▶ Required work
**1)** According to the account of the Paris attacks, what did investigators find in the car the perpetrators left behind?
**2)** In the account of the Paris attacks, reproduce word for word the passage that begins at the words "Midday on Friday, a" and stops after the words "Montrouge on Thursday.".

▶ Extract
----------------------------------------
The perpetrators flee toward Porte de Pantin across the Place de la République to the north of Paris. They change cars in the Rue de Meaux in the 19th Arrondissement, threaten a driver and run into a pedestrian. In the car left behind, investigators find 10 Molotov cocktails and jihad flags. Had the pair planned additional acts of violence?

That night, haunting scenes are visited upon Reims, a city 90 minutes by car northeast of Paris. Anti-terror police units comb through the suburb of Croix-Rouge -- heavily armed and trailed by a horde of improvident journalists who broadcast the apparently aimless search live. The next day, it is announced that several people have been arrested, including Chérif's wife and brother-in-law.

At midday on Thursday, the suspects are spotted again in northern France, this time in Villers-Cotterêts, a town halfway between Paris and Reims, where they hold up a gas station, stealing fuel and food. They are said to be traveling in a gray compact on their odyssey through France, together with Kalashnikovs and a rocket launcher.

On Friday morning, the two brothers take cover in a factory building in Dammartin-en-Goële near Paris' Charles de Gaulle airport after a wild, high-speed chase. They have taken a hostage.

Midday on Friday, a second hostage situation takes shape at Porte de Vincennes in Paris, where a heavily armed man storms a Jewish supermarket and kills at least two people. The man is reported to have connections to the Kouachi brothers and shot a policewoman in the suburb of Montrouge on Thursday.

Thousands of soldiers and police in battlegear take to the streets and the Paris ring road is closed to traffic. Service is suspended on Metro lines and schools are evacuated. Paris is a city in a state of emergency. On Friday afternoon at 5:20 p.m., special forces storm the factory building near Charles de Gaulle and the supermarket at Pote de Vincennes. The two brothers and their accomplice, Amedy Colibaly, as well as another hostage-taker are killed during the deployment. The country is shaken and fears of further attacks are unabated.
----------------------------------------
▶ Items

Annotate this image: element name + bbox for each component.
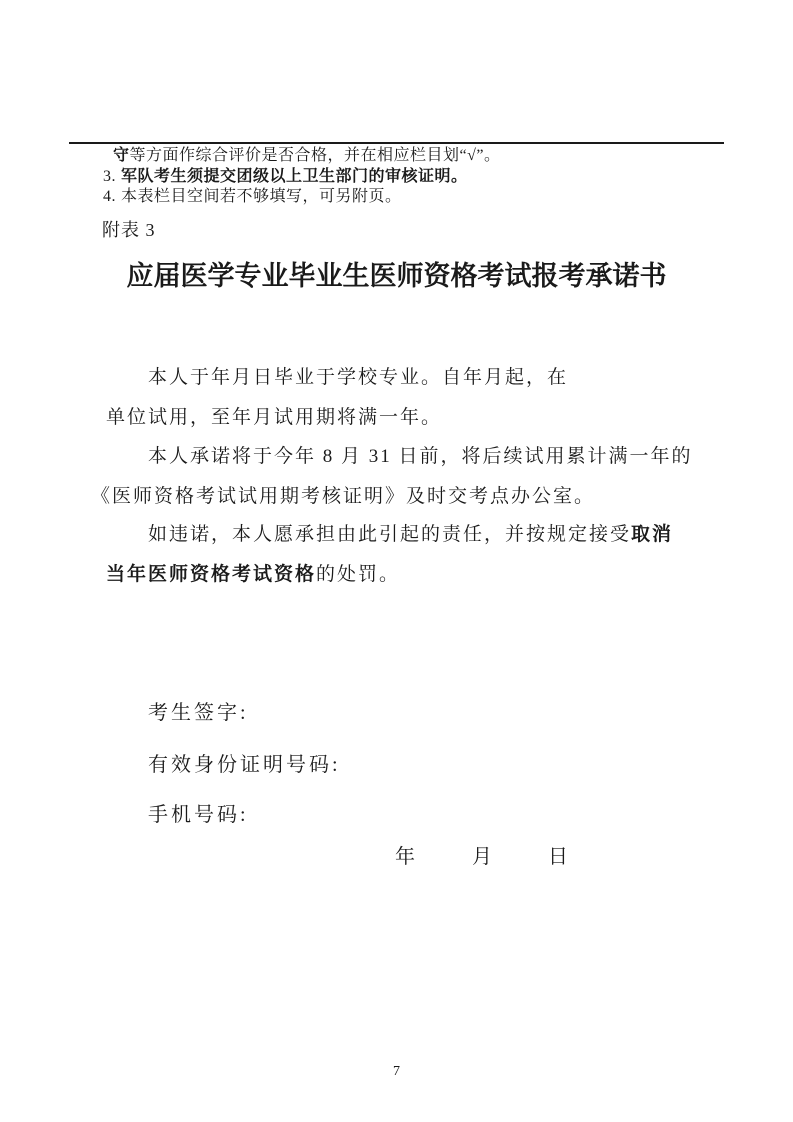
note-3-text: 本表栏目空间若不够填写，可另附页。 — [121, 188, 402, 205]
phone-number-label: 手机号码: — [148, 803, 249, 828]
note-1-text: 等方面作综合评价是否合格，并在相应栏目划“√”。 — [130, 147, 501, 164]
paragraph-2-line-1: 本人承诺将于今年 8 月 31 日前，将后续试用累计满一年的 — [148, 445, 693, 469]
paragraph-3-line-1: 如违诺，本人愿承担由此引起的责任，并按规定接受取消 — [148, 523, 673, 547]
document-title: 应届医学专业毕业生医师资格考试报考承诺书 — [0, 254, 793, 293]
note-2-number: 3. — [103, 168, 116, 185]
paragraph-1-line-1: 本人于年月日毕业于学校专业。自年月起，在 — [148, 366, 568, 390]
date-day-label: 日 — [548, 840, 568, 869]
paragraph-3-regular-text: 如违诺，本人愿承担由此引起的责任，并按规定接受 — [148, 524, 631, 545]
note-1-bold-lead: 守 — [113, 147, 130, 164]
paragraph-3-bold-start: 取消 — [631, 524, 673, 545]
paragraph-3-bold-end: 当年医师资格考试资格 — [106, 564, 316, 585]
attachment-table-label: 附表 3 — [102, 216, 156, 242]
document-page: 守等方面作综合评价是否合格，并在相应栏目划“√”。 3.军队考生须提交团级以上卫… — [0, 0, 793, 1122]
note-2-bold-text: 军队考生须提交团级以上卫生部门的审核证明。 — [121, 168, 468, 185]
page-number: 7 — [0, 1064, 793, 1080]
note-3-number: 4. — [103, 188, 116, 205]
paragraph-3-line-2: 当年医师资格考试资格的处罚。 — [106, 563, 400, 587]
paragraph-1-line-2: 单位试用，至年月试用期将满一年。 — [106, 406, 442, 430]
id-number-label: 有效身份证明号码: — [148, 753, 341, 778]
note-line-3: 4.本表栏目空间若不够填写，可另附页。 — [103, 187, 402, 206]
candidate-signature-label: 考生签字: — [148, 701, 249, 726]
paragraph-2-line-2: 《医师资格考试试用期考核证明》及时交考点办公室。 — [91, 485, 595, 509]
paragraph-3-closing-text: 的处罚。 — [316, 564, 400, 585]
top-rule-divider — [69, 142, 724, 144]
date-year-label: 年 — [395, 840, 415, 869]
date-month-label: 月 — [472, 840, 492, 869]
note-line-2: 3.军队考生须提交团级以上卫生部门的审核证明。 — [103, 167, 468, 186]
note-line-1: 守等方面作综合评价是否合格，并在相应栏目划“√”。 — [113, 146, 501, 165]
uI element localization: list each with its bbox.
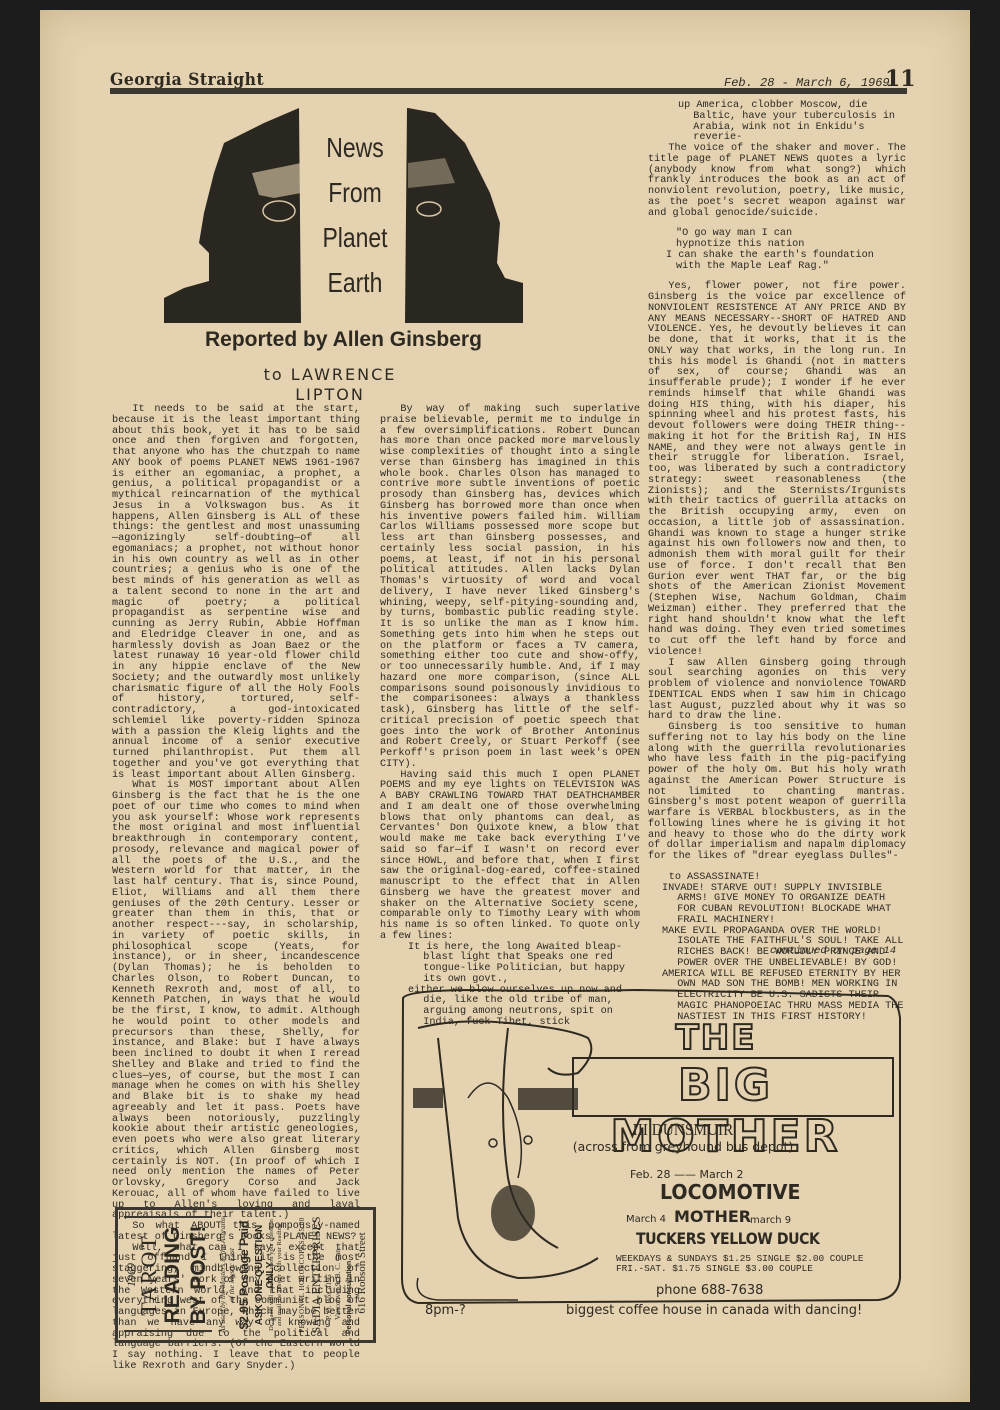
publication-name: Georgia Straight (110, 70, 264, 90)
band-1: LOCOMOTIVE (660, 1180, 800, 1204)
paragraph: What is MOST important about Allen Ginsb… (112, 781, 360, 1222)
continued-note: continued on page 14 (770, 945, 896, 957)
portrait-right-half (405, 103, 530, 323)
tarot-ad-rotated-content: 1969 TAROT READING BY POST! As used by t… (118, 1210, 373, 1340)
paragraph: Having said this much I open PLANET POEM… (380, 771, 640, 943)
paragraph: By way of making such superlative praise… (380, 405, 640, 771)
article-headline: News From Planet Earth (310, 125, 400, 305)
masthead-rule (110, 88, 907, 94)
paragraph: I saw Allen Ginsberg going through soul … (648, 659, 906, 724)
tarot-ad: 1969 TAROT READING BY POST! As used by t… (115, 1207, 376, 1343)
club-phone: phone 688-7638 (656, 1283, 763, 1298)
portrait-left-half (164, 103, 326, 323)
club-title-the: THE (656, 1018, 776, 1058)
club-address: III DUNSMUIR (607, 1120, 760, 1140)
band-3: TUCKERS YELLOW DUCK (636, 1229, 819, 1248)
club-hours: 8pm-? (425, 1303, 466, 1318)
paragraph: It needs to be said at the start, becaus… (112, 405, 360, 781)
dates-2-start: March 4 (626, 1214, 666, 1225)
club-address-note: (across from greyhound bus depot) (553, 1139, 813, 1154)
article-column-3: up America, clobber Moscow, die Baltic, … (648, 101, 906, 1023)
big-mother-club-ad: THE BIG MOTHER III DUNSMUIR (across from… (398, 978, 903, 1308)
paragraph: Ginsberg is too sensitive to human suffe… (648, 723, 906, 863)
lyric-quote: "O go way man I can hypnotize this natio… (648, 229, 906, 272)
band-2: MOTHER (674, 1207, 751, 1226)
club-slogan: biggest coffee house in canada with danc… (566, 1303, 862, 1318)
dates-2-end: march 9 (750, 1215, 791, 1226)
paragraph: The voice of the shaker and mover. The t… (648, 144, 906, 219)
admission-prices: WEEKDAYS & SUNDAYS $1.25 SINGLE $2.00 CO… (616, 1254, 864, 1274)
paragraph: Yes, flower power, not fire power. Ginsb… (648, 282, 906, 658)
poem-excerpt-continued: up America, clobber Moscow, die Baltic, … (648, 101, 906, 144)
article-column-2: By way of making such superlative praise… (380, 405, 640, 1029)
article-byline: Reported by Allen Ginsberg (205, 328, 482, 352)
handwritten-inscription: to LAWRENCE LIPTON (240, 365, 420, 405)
----------------------------------------
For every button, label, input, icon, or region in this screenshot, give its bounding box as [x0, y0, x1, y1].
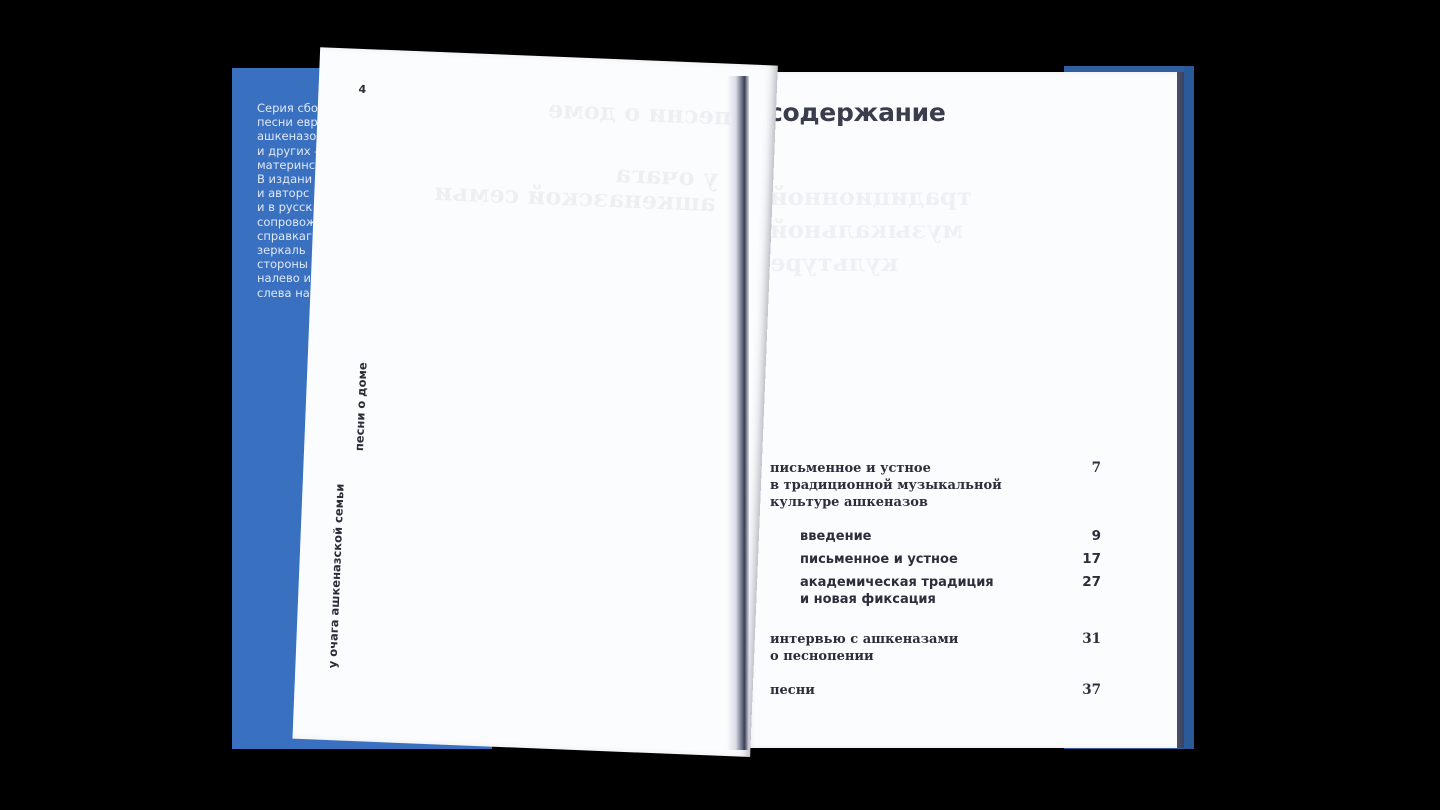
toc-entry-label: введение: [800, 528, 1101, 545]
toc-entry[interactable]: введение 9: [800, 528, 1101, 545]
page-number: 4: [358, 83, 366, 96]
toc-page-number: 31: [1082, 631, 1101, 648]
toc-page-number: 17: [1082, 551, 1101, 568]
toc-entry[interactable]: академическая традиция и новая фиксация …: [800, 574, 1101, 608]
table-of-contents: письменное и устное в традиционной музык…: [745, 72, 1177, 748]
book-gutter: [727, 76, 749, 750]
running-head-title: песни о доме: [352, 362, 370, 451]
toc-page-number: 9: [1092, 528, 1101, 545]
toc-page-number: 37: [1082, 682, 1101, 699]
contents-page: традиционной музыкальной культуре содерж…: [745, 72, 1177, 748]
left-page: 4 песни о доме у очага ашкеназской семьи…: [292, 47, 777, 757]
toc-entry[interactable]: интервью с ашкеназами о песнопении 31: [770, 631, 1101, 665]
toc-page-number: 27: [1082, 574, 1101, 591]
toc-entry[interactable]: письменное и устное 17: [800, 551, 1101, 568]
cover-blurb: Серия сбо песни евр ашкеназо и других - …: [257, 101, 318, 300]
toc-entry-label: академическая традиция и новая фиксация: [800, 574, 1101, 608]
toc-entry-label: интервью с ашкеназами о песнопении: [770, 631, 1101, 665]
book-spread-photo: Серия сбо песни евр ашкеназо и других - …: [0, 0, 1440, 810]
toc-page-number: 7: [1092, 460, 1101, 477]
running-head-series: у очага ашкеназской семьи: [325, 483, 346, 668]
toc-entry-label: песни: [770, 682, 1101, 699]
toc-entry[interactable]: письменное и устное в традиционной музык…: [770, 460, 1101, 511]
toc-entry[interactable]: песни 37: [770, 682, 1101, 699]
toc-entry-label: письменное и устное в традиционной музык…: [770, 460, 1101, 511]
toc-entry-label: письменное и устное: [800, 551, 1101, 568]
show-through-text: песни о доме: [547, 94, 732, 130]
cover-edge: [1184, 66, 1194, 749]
----------------------------------------
▶ The solutions
**1)** Investigators found 10 Molotov cocktails and jihad flags.

**2)**
Midday on Friday, a second hostage situation takes shape at Porte de Vincennes in Paris, where a heavily armed man storms a Jewish supermarket and kills at least two people. The man is reported to have connections to the Kouachi brothers and shot a policewoman in the suburb of Montrouge on Thursday.